** start Data rows **

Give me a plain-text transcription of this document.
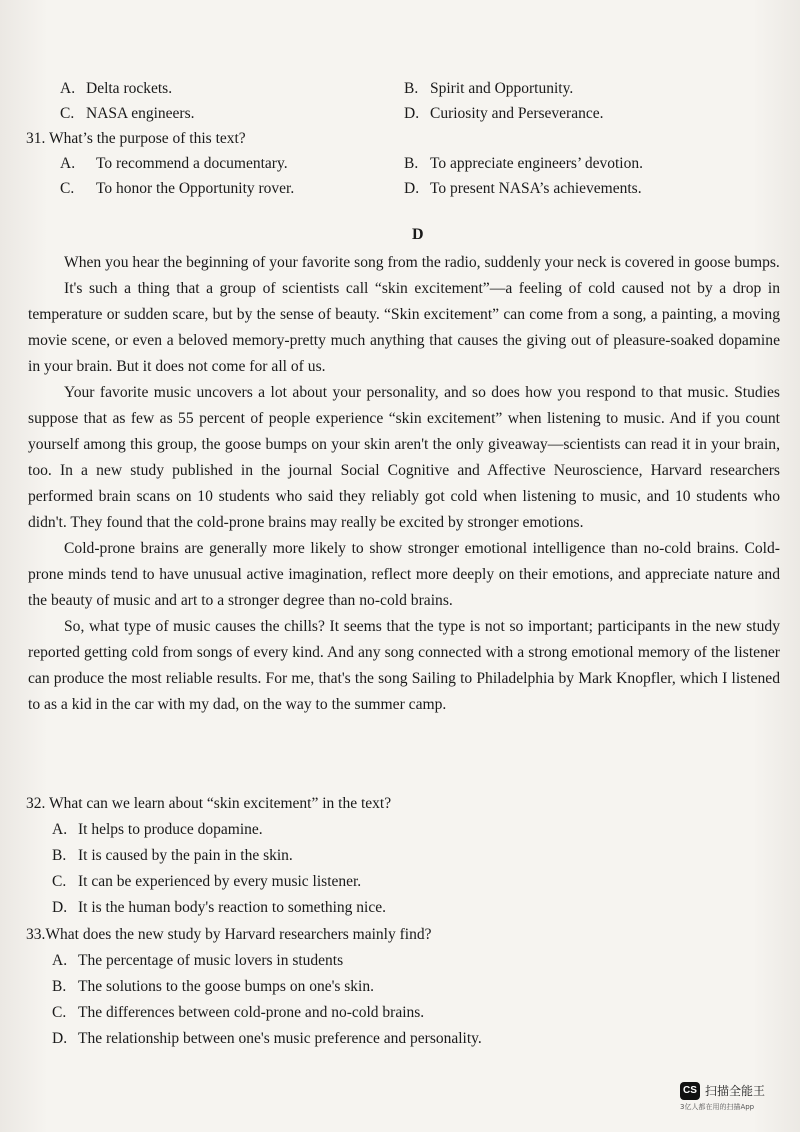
A. Delta rockets.	B. Spirit and Opportunity.
C. NASA engineers.	D. Curiosity and Perseverance.
31. What’s the purpose of this text?
A. To recommend a documentary.	B. To appreciate engineers’ devotion.
C. To honor the Opportunity rover.	D. To present NASA’s achievements.
D

When you hear the beginning of your favorite song from the radio, suddenly your neck is covered in goose bumps.

It's such a thing that a group of scientists call “skin excitement”—a feeling of cold caused not by a drop in temperature or sudden scare, but by the sense of beauty. “Skin excitement” can come from a song, a painting, a moving movie scene, or even a beloved memory-pretty much anything that causes the giving out of pleasure-soaked dopamine in your brain. But it does not come for all of us.

Your favorite music uncovers a lot about your personality, and so does how you respond to that music. Studies suppose that as few as 55 percent of people experience “skin excitement” when listening to music. And if you count yourself among this group, the goose bumps on your skin aren't the only giveaway—scientists can read it in your brain, too. In a new study published in the journal Social Cognitive and Affective Neuroscience, Harvard researchers performed brain scans on 10 students who said they reliably got cold when listening to music, and 10 students who didn't. They found that the cold-prone brains may really be excited by stronger emotions.

Cold-prone brains are generally more likely to show stronger emotional intelligence than no-cold brains. Cold-prone minds tend to have unusual active imagination, reflect more deeply on their emotions, and appreciate nature and the beauty of music and art to a stronger degree than no-cold brains.

So, what type of music causes the chills? It seems that the type is not so important; participants in the new study reported getting cold from songs of every kind. And any song connected with a strong emotional memory of the listener can produce the most reliable results. For me, that's the song Sailing to Philadelphia by Mark Knopfler, which I listened to as a kid in the car with my dad, on the way to the summer camp.

32. What can we learn about “skin excitement” in the text?
A. It helps to produce dopamine.
B. It is caused by the pain in the skin.
C. It can be experienced by every music listener.
D. It is the human body's reaction to something nice.
33.What does the new study by Harvard researchers mainly find?
A. The percentage of music lovers in students
B. The solutions to the goose bumps on one's skin.
C. The differences between cold-prone and no-cold brains.
D. The relationship between one's music preference and personality.
CS 扫描全能王
3亿人都在用的扫描App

** end Data rows **

• Set exercise: Copy the data character for character, but drop all pictures from the copy.

• Reply to the exercise:
Give me a plain-text transcription of this document.
A. Delta rockets.	B. Spirit and Opportunity.
C. NASA engineers.	D. Curiosity and Perseverance.
31. What’s the purpose of this text?
A. To recommend a documentary.	B. To appreciate engineers’ devotion.
C. To honor the Opportunity rover.	D. To present NASA’s achievements.
D

When you hear the beginning of your favorite song from the radio, suddenly your neck is covered in goose bumps.

It's such a thing that a group of scientists call “skin excitement”—a feeling of cold caused not by a drop in temperature or sudden scare, but by the sense of beauty. “Skin excitement” can come from a song, a painting, a moving movie scene, or even a beloved memory-pretty much anything that causes the giving out of pleasure-soaked dopamine in your brain. But it does not come for all of us.

Your favorite music uncovers a lot about your personality, and so does how you respond to that music. Studies suppose that as few as 55 percent of people experience “skin excitement” when listening to music. And if you count yourself among this group, the goose bumps on your skin aren't the only giveaway—scientists can read it in your brain, too. In a new study published in the journal Social Cognitive and Affective Neuroscience, Harvard researchers performed brain scans on 10 students who said they reliably got cold when listening to music, and 10 students who didn't. They found that the cold-prone brains may really be excited by stronger emotions.

Cold-prone brains are generally more likely to show stronger emotional intelligence than no-cold brains. Cold-prone minds tend to have unusual active imagination, reflect more deeply on their emotions, and appreciate nature and the beauty of music and art to a stronger degree than no-cold brains.

So, what type of music causes the chills? It seems that the type is not so important; participants in the new study reported getting cold from songs of every kind. And any song connected with a strong emotional memory of the listener can produce the most reliable results. For me, that's the song Sailing to Philadelphia by Mark Knopfler, which I listened to as a kid in the car with my dad, on the way to the summer camp.

32. What can we learn about “skin excitement” in the text?
A. It helps to produce dopamine.
B. It is caused by the pain in the skin.
C. It can be experienced by every music listener.
D. It is the human body's reaction to something nice.
33.What does the new study by Harvard researchers mainly find?
A. The percentage of music lovers in students
B. The solutions to the goose bumps on one's skin.
C. The differences between cold-prone and no-cold brains.
D. The relationship between one's music preference and personality.
CS 扫描全能王
3亿人都在用的扫描App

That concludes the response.